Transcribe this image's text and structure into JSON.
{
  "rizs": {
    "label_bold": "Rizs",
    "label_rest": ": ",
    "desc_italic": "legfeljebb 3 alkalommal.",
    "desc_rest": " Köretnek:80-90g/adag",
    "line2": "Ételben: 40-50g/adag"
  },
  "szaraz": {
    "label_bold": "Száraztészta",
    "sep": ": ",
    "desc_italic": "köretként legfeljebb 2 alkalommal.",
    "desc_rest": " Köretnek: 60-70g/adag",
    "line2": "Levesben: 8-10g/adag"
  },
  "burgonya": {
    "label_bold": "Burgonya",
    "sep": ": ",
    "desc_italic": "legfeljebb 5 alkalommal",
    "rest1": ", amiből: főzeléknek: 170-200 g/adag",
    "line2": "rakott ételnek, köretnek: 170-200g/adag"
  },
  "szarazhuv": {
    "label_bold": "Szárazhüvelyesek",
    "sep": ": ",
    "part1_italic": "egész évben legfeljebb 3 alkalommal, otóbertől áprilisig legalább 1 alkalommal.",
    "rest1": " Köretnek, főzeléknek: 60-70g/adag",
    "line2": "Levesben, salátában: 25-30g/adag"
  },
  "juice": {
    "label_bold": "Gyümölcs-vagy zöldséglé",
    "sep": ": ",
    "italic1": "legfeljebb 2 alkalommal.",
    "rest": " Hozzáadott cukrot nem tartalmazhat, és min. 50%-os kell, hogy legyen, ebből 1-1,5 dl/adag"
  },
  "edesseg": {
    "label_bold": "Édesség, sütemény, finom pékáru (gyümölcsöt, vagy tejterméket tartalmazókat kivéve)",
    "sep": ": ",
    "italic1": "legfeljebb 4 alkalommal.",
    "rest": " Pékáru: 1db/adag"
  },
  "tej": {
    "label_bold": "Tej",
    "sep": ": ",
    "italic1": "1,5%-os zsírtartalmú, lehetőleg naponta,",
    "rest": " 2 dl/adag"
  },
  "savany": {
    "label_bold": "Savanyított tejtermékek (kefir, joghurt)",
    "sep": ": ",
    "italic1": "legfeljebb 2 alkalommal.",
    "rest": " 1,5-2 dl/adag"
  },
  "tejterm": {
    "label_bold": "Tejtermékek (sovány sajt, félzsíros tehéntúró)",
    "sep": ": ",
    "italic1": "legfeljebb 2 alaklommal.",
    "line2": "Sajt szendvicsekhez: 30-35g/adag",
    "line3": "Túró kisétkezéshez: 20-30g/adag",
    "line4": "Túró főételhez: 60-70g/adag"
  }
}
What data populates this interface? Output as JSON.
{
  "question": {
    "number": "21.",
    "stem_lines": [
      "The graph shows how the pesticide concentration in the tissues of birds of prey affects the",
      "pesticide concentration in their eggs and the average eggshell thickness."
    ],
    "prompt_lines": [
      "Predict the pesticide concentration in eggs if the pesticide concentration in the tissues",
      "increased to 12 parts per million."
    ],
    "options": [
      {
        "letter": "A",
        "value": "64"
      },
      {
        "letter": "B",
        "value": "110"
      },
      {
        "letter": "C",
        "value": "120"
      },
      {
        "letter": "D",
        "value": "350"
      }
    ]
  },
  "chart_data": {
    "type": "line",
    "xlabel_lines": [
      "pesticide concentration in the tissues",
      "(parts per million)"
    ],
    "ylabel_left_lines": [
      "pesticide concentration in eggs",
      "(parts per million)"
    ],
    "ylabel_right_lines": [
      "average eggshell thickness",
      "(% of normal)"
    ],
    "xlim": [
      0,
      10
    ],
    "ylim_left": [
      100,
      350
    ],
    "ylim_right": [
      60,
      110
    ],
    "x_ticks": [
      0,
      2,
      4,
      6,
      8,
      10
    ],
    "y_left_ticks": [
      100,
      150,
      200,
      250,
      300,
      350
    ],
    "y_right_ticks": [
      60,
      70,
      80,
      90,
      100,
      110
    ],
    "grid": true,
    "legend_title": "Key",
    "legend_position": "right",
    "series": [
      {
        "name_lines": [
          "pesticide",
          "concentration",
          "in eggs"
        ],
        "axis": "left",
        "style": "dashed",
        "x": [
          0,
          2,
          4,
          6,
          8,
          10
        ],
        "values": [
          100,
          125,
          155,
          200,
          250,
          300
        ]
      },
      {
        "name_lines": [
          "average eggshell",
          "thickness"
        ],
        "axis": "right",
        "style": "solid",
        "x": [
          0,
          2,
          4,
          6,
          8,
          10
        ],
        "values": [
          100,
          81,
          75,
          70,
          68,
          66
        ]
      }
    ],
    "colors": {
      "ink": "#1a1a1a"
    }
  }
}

§ **PROBLEM**:
Show all lines from the records above where the word "JSON" occurs.

§ **RESULT**:
Transcribe this image's text and structure into JSON.
What data populates this interface? Output as JSON.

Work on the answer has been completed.